* [Short exercise]
Transcribe the entries that follow, word for word.

* [Material provided]

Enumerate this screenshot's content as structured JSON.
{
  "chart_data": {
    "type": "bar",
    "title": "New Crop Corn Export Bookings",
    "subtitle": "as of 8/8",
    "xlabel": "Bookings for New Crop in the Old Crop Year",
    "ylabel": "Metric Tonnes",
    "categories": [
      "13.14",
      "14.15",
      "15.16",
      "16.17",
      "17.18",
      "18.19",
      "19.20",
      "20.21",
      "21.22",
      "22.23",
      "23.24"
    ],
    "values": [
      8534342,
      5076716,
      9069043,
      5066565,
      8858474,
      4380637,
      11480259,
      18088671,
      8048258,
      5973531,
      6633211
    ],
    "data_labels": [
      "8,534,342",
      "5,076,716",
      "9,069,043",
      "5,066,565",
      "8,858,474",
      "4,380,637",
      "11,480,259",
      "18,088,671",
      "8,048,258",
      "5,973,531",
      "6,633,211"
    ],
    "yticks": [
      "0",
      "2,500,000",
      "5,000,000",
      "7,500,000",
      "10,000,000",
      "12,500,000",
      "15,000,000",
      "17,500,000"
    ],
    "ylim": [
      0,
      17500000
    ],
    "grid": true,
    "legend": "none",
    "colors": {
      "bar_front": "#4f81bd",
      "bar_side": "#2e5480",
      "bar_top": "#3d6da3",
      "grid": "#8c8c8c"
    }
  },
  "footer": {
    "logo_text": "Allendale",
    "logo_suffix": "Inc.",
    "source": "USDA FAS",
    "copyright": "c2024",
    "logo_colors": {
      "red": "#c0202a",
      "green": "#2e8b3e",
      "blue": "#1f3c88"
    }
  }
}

* [Task solution]
Enumerate this screenshot's content as structured JSON.
{
  "chart_data": {
    "type": "bar",
    "title": "New Crop Corn Export Bookings",
    "subtitle": "as of 8/8",
    "xlabel": "Bookings for New Crop in the Old Crop Year",
    "ylabel": "Metric Tonnes",
    "categories": [
      "13.14",
      "14.15",
      "15.16",
      "16.17",
      "17.18",
      "18.19",
      "19.20",
      "20.21",
      "21.22",
      "22.23",
      "23.24"
    ],
    "values": [
      8534342,
      5076716,
      9069043,
      5066565,
      8858474,
      4380637,
      11480259,
      18088671,
      8048258,
      5973531,
      6633211
    ],
    "data_labels": [
      "8,534,342",
      "5,076,716",
      "9,069,043",
      "5,066,565",
      "8,858,474",
      "4,380,637",
      "11,480,259",
      "18,088,671",
      "8,048,258",
      "5,973,531",
      "6,633,211"
    ],
    "yticks": [
      "0",
      "2,500,000",
      "5,000,000",
      "7,500,000",
      "10,000,000",
      "12,500,000",
      "15,000,000",
      "17,500,000"
    ],
    "ylim": [
      0,
      17500000
    ],
    "grid": true,
    "legend": "none",
    "colors": {
      "bar_front": "#4f81bd",
      "bar_side": "#2e5480",
      "bar_top": "#3d6da3",
      "grid": "#8c8c8c"
    }
  },
  "footer": {
    "logo_text": "Allendale",
    "logo_suffix": "Inc.",
    "source": "USDA FAS",
    "copyright": "c2024",
    "logo_colors": {
      "red": "#c0202a",
      "green": "#2e8b3e",
      "blue": "#1f3c88"
    }
  }
}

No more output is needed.